## What you have to do
Write out every line of the listing below word for word, leaving out the pictures.

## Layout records
◆ ◆ ◆

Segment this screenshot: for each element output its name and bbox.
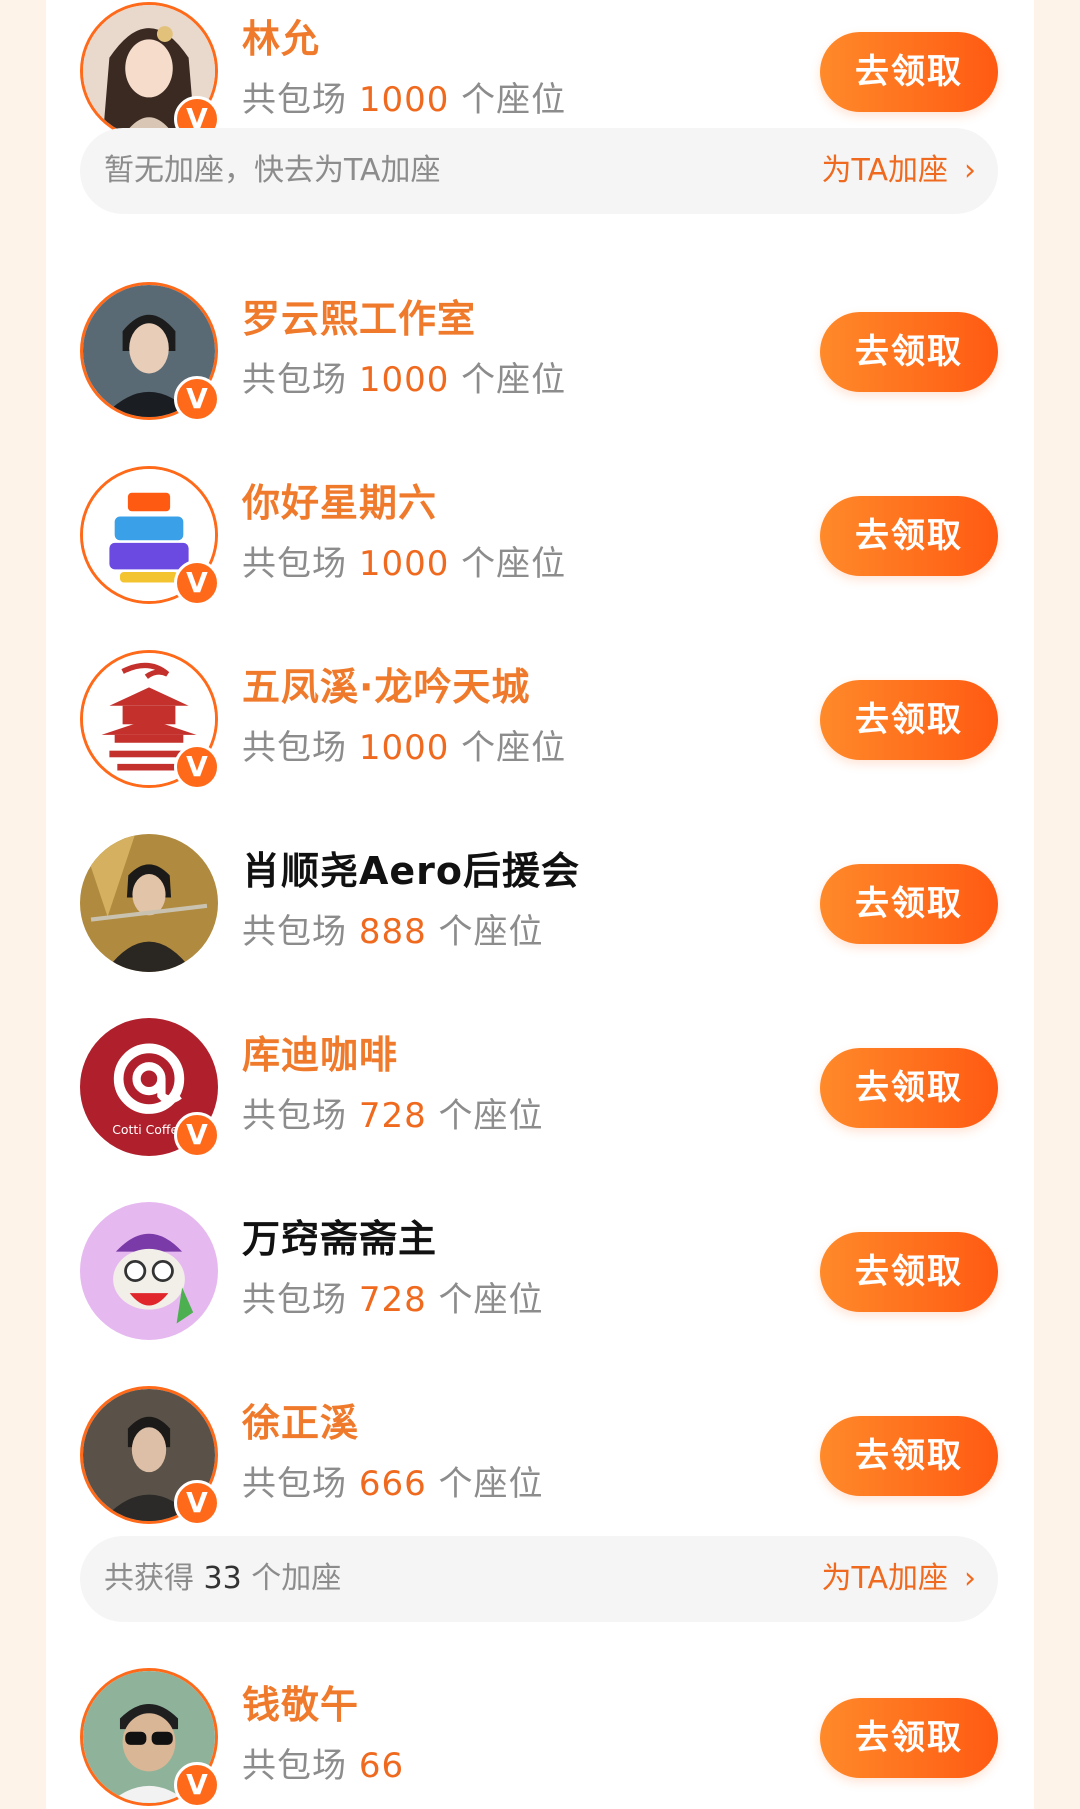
verified-badge-icon: V <box>174 1762 220 1808</box>
user-name[interactable]: 你好星期六 <box>242 472 437 527</box>
user-name[interactable]: 钱敬午 <box>242 1674 359 1729</box>
claim-button[interactable]: 去领取 <box>820 1698 998 1778</box>
add-seat-bar[interactable]: 暂无加座，快去为TA加座 为TA加座 › <box>80 128 998 214</box>
claim-button[interactable]: 去领取 <box>820 1232 998 1312</box>
add-seat-link[interactable]: 为TA加座 › <box>821 128 976 214</box>
user-name[interactable]: 罗云熙工作室 <box>242 288 476 343</box>
avatar[interactable]: V <box>80 466 220 606</box>
seat-count-text: 共包场 728 个座位 <box>242 1280 544 1320</box>
seat-count-text: 共包场 888 个座位 <box>242 912 544 952</box>
user-name[interactable]: 万窍斋斋主 <box>242 1208 437 1263</box>
user-name[interactable]: 库迪咖啡 <box>242 1024 398 1079</box>
warrior-portrait-icon <box>80 834 218 972</box>
user-name[interactable]: 林允 <box>242 8 320 63</box>
seat-count-text: 共包场 1000 个座位 <box>242 544 567 584</box>
add-seat-status: 共获得 33 个加座 <box>104 1561 342 1596</box>
seat-count-text: 共包场 1000 个座位 <box>242 728 567 768</box>
claim-button[interactable]: 去领取 <box>820 32 998 112</box>
chevron-right-icon: › <box>964 1561 976 1596</box>
seat-list-panel: V 林允 共包场 1000 个座位 去领取 暂无加座，快去为TA加座 为TA加座… <box>46 0 1034 1809</box>
avatar[interactable]: V <box>80 650 220 790</box>
verified-badge-icon: V <box>174 376 220 422</box>
claim-button[interactable]: 去领取 <box>820 1416 998 1496</box>
list-item: 万窍斋斋主 共包场 728 个座位 去领取 <box>46 1202 1034 1352</box>
claim-button[interactable]: 去领取 <box>820 496 998 576</box>
add-seat-link[interactable]: 为TA加座 › <box>821 1536 976 1622</box>
list-item: V 五凤溪·龙吟天城 共包场 1000 个座位 去领取 <box>46 650 1034 800</box>
verified-badge-icon: V <box>174 1112 220 1158</box>
list-item: V 你好星期六 共包场 1000 个座位 去领取 <box>46 466 1034 616</box>
verified-badge-icon: V <box>174 1480 220 1526</box>
list-item: Cotti Coffee V 库迪咖啡 共包场 728 个座位 去领取 <box>46 1018 1034 1168</box>
claim-button[interactable]: 去领取 <box>820 312 998 392</box>
avatar[interactable]: V <box>80 2 220 142</box>
seat-count-text: 共包场 66 <box>242 1746 405 1786</box>
claim-button[interactable]: 去领取 <box>820 864 998 944</box>
seat-count-text: 共包场 1000 个座位 <box>242 360 567 400</box>
avatar[interactable]: V <box>80 1668 220 1808</box>
cartoon-mascot-icon <box>80 1202 218 1340</box>
claim-button[interactable]: 去领取 <box>820 1048 998 1128</box>
list-item: V 徐正溪 共包场 666 个座位 去领取 <box>46 1386 1034 1536</box>
user-name[interactable]: 徐正溪 <box>242 1392 359 1447</box>
seat-count-text: 共包场 1000 个座位 <box>242 80 567 120</box>
user-name[interactable]: 五凤溪·龙吟天城 <box>242 656 530 711</box>
watermark-overlay <box>426 1740 746 1809</box>
user-name[interactable]: 肖顺尧Aero后援会 <box>242 840 580 895</box>
avatar[interactable]: V <box>80 282 220 422</box>
chevron-right-icon: › <box>964 153 976 188</box>
seat-count-text: 共包场 666 个座位 <box>242 1464 544 1504</box>
avatar[interactable]: V <box>80 1386 220 1526</box>
avatar[interactable]: Cotti Coffee V <box>80 1018 220 1158</box>
verified-badge-icon: V <box>174 744 220 790</box>
add-seat-bar[interactable]: 共获得 33 个加座 为TA加座 › <box>80 1536 998 1622</box>
claim-button[interactable]: 去领取 <box>820 680 998 760</box>
list-item: V 罗云熙工作室 共包场 1000 个座位 去领取 <box>46 282 1034 432</box>
seat-count-text: 共包场 728 个座位 <box>242 1096 544 1136</box>
page: V 林允 共包场 1000 个座位 去领取 暂无加座，快去为TA加座 为TA加座… <box>0 0 1080 1809</box>
verified-badge-icon: V <box>174 560 220 606</box>
list-item: 肖顺尧Aero后援会 共包场 888 个座位 去领取 <box>46 834 1034 984</box>
avatar[interactable] <box>80 1202 218 1340</box>
add-seat-status: 暂无加座，快去为TA加座 <box>104 153 441 188</box>
avatar[interactable] <box>80 834 218 972</box>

◆ ◆ ◆

## Expected output
Segment this screenshot: for each element output its name and bbox.
verified-badge-icon: V <box>174 1762 220 1808</box>
user-name[interactable]: 你好星期六 <box>242 472 437 527</box>
user-name[interactable]: 钱敬午 <box>242 1674 359 1729</box>
claim-button[interactable]: 去领取 <box>820 1698 998 1778</box>
add-seat-bar[interactable]: 暂无加座，快去为TA加座 为TA加座 › <box>80 128 998 214</box>
claim-button[interactable]: 去领取 <box>820 1232 998 1312</box>
add-seat-link[interactable]: 为TA加座 › <box>821 128 976 214</box>
user-name[interactable]: 罗云熙工作室 <box>242 288 476 343</box>
avatar[interactable]: V <box>80 466 220 606</box>
seat-count-text: 共包场 728 个座位 <box>242 1280 544 1320</box>
seat-count-text: 共包场 888 个座位 <box>242 912 544 952</box>
user-name[interactable]: 万窍斋斋主 <box>242 1208 437 1263</box>
user-name[interactable]: 库迪咖啡 <box>242 1024 398 1079</box>
warrior-portrait-icon <box>80 834 218 972</box>
user-name[interactable]: 林允 <box>242 8 320 63</box>
seat-count-text: 共包场 1000 个座位 <box>242 544 567 584</box>
add-seat-status: 共获得 33 个加座 <box>104 1561 342 1596</box>
seat-count-text: 共包场 1000 个座位 <box>242 728 567 768</box>
claim-button[interactable]: 去领取 <box>820 32 998 112</box>
chevron-right-icon: › <box>964 1561 976 1596</box>
seat-list-panel: V 林允 共包场 1000 个座位 去领取 暂无加座，快去为TA加座 为TA加座… <box>46 0 1034 1809</box>
avatar[interactable]: V <box>80 650 220 790</box>
verified-badge-icon: V <box>174 376 220 422</box>
claim-button[interactable]: 去领取 <box>820 1416 998 1496</box>
list-item: 万窍斋斋主 共包场 728 个座位 去领取 <box>46 1202 1034 1352</box>
claim-button[interactable]: 去领取 <box>820 496 998 576</box>
add-seat-link[interactable]: 为TA加座 › <box>821 1536 976 1622</box>
list-item: V 五凤溪·龙吟天城 共包场 1000 个座位 去领取 <box>46 650 1034 800</box>
verified-badge-icon: V <box>174 1112 220 1158</box>
list-item: V 你好星期六 共包场 1000 个座位 去领取 <box>46 466 1034 616</box>
verified-badge-icon: V <box>174 1480 220 1526</box>
list-item: Cotti Coffee V 库迪咖啡 共包场 728 个座位 去领取 <box>46 1018 1034 1168</box>
claim-button[interactable]: 去领取 <box>820 312 998 392</box>
avatar[interactable]: V <box>80 2 220 142</box>
seat-count-text: 共包场 66 <box>242 1746 405 1786</box>
claim-button[interactable]: 去领取 <box>820 864 998 944</box>
seat-count-text: 共包场 1000 个座位 <box>242 360 567 400</box>
avatar[interactable]: V <box>80 1668 220 1808</box>
cartoon-mascot-icon <box>80 1202 218 1340</box>
claim-button[interactable]: 去领取 <box>820 1048 998 1128</box>
list-item: V 徐正溪 共包场 666 个座位 去领取 <box>46 1386 1034 1536</box>
user-name[interactable]: 徐正溪 <box>242 1392 359 1447</box>
seat-count-text: 共包场 1000 个座位 <box>242 80 567 120</box>
user-name[interactable]: 五凤溪·龙吟天城 <box>242 656 530 711</box>
watermark-overlay <box>426 1740 746 1809</box>
user-name[interactable]: 肖顺尧Aero后援会 <box>242 840 580 895</box>
avatar[interactable]: V <box>80 282 220 422</box>
chevron-right-icon: › <box>964 153 976 188</box>
seat-count-text: 共包场 666 个座位 <box>242 1464 544 1504</box>
avatar[interactable]: V <box>80 1386 220 1526</box>
avatar[interactable]: Cotti Coffee V <box>80 1018 220 1158</box>
verified-badge-icon: V <box>174 744 220 790</box>
add-seat-bar[interactable]: 共获得 33 个加座 为TA加座 › <box>80 1536 998 1622</box>
claim-button[interactable]: 去领取 <box>820 680 998 760</box>
list-item: V 罗云熙工作室 共包场 1000 个座位 去领取 <box>46 282 1034 432</box>
seat-count-text: 共包场 728 个座位 <box>242 1096 544 1136</box>
page: V 林允 共包场 1000 个座位 去领取 暂无加座，快去为TA加座 为TA加座… <box>0 0 1080 1809</box>
verified-badge-icon: V <box>174 560 220 606</box>
list-item: 肖顺尧Aero后援会 共包场 888 个座位 去领取 <box>46 834 1034 984</box>
avatar[interactable] <box>80 1202 218 1340</box>
add-seat-status: 暂无加座，快去为TA加座 <box>104 153 441 188</box>
avatar[interactable] <box>80 834 218 972</box>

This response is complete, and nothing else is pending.